Records about charts and figures:
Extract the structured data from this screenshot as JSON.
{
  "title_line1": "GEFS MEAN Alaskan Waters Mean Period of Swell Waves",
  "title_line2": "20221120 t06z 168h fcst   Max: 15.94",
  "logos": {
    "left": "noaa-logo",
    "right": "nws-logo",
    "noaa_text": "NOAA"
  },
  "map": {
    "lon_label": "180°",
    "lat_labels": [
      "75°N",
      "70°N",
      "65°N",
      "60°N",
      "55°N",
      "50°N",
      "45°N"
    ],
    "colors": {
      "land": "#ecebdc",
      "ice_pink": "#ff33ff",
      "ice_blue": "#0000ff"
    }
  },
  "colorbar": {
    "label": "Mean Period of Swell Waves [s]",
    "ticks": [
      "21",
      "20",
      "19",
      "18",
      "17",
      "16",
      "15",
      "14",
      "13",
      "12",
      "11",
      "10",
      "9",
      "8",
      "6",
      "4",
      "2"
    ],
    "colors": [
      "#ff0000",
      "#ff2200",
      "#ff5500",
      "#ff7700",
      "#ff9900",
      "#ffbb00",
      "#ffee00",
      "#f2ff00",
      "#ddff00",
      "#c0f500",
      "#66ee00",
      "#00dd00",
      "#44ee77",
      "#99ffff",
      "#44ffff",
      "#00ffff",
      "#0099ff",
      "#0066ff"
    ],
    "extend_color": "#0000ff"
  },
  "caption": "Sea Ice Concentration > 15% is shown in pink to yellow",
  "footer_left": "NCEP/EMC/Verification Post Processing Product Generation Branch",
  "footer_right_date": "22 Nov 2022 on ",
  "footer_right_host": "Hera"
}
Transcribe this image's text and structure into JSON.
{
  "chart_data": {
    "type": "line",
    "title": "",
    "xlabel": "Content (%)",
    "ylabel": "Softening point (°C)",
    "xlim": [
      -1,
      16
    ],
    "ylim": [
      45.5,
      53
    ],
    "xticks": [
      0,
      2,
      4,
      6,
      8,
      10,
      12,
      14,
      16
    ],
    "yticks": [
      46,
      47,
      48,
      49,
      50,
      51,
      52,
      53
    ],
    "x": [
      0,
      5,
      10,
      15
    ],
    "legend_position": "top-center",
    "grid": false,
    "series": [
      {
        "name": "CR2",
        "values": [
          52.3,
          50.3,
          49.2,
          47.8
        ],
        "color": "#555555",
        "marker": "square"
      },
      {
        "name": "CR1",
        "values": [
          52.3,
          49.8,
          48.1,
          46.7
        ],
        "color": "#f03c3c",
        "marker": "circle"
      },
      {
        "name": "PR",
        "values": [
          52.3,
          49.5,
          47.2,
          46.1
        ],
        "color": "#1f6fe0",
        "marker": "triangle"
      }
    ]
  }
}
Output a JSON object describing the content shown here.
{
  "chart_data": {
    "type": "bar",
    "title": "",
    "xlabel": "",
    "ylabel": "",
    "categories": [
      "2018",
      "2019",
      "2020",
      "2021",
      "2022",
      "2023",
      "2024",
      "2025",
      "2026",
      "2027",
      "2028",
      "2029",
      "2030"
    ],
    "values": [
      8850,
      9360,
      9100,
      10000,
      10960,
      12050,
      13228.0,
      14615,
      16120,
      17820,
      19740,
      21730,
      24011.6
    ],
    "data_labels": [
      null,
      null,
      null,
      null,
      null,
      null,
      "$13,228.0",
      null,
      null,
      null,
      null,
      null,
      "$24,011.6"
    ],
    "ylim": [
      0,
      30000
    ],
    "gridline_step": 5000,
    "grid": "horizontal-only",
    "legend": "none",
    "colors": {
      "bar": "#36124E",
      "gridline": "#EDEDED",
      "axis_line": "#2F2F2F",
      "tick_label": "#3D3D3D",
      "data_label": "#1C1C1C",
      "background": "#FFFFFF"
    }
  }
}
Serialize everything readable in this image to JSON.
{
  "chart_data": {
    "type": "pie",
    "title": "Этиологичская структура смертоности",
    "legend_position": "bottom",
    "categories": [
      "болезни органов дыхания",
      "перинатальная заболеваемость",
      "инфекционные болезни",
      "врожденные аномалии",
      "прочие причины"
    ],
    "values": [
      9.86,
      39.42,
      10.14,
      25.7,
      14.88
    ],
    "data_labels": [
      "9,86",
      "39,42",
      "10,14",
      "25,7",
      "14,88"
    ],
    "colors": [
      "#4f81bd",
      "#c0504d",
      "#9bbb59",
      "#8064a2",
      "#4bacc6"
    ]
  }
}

= REQUIREMENTS =
Without changing a word, restate the whole listing.

= TASK SOLUTION =
Extract the structured data from this screenshot as JSON.
{
  "title_line1": "GEFS MEAN Alaskan Waters Mean Period of Swell Waves",
  "title_line2": "20221120 t06z 168h fcst   Max: 15.94",
  "logos": {
    "left": "noaa-logo",
    "right": "nws-logo",
    "noaa_text": "NOAA"
  },
  "map": {
    "lon_label": "180°",
    "lat_labels": [
      "75°N",
      "70°N",
      "65°N",
      "60°N",
      "55°N",
      "50°N",
      "45°N"
    ],
    "colors": {
      "land": "#ecebdc",
      "ice_pink": "#ff33ff",
      "ice_blue": "#0000ff"
    }
  },
  "colorbar": {
    "label": "Mean Period of Swell Waves [s]",
    "ticks": [
      "21",
      "20",
      "19",
      "18",
      "17",
      "16",
      "15",
      "14",
      "13",
      "12",
      "11",
      "10",
      "9",
      "8",
      "6",
      "4",
      "2"
    ],
    "colors": [
      "#ff0000",
      "#ff2200",
      "#ff5500",
      "#ff7700",
      "#ff9900",
      "#ffbb00",
      "#ffee00",
      "#f2ff00",
      "#ddff00",
      "#c0f500",
      "#66ee00",
      "#00dd00",
      "#44ee77",
      "#99ffff",
      "#44ffff",
      "#00ffff",
      "#0099ff",
      "#0066ff"
    ],
    "extend_color": "#0000ff"
  },
  "caption": "Sea Ice Concentration > 15% is shown in pink to yellow",
  "footer_left": "NCEP/EMC/Verification Post Processing Product Generation Branch",
  "footer_right_date": "22 Nov 2022 on ",
  "footer_right_host": "Hera"
}
Transcribe this image's text and structure into JSON.
{
  "chart_data": {
    "type": "line",
    "title": "",
    "xlabel": "Content (%)",
    "ylabel": "Softening point (°C)",
    "xlim": [
      -1,
      16
    ],
    "ylim": [
      45.5,
      53
    ],
    "xticks": [
      0,
      2,
      4,
      6,
      8,
      10,
      12,
      14,
      16
    ],
    "yticks": [
      46,
      47,
      48,
      49,
      50,
      51,
      52,
      53
    ],
    "x": [
      0,
      5,
      10,
      15
    ],
    "legend_position": "top-center",
    "grid": false,
    "series": [
      {
        "name": "CR2",
        "values": [
          52.3,
          50.3,
          49.2,
          47.8
        ],
        "color": "#555555",
        "marker": "square"
      },
      {
        "name": "CR1",
        "values": [
          52.3,
          49.8,
          48.1,
          46.7
        ],
        "color": "#f03c3c",
        "marker": "circle"
      },
      {
        "name": "PR",
        "values": [
          52.3,
          49.5,
          47.2,
          46.1
        ],
        "color": "#1f6fe0",
        "marker": "triangle"
      }
    ]
  }
}
Output a JSON object describing the content shown here.
{
  "chart_data": {
    "type": "bar",
    "title": "",
    "xlabel": "",
    "ylabel": "",
    "categories": [
      "2018",
      "2019",
      "2020",
      "2021",
      "2022",
      "2023",
      "2024",
      "2025",
      "2026",
      "2027",
      "2028",
      "2029",
      "2030"
    ],
    "values": [
      8850,
      9360,
      9100,
      10000,
      10960,
      12050,
      13228.0,
      14615,
      16120,
      17820,
      19740,
      21730,
      24011.6
    ],
    "data_labels": [
      null,
      null,
      null,
      null,
      null,
      null,
      "$13,228.0",
      null,
      null,
      null,
      null,
      null,
      "$24,011.6"
    ],
    "ylim": [
      0,
      30000
    ],
    "gridline_step": 5000,
    "grid": "horizontal-only",
    "legend": "none",
    "colors": {
      "bar": "#36124E",
      "gridline": "#EDEDED",
      "axis_line": "#2F2F2F",
      "tick_label": "#3D3D3D",
      "data_label": "#1C1C1C",
      "background": "#FFFFFF"
    }
  }
}
Serialize everything readable in this image to JSON.
{
  "chart_data": {
    "type": "pie",
    "title": "Этиологичская структура смертоности",
    "legend_position": "bottom",
    "categories": [
      "болезни органов дыхания",
      "перинатальная заболеваемость",
      "инфекционные болезни",
      "врожденные аномалии",
      "прочие причины"
    ],
    "values": [
      9.86,
      39.42,
      10.14,
      25.7,
      14.88
    ],
    "data_labels": [
      "9,86",
      "39,42",
      "10,14",
      "25,7",
      "14,88"
    ],
    "colors": [
      "#4f81bd",
      "#c0504d",
      "#9bbb59",
      "#8064a2",
      "#4bacc6"
    ]
  }
}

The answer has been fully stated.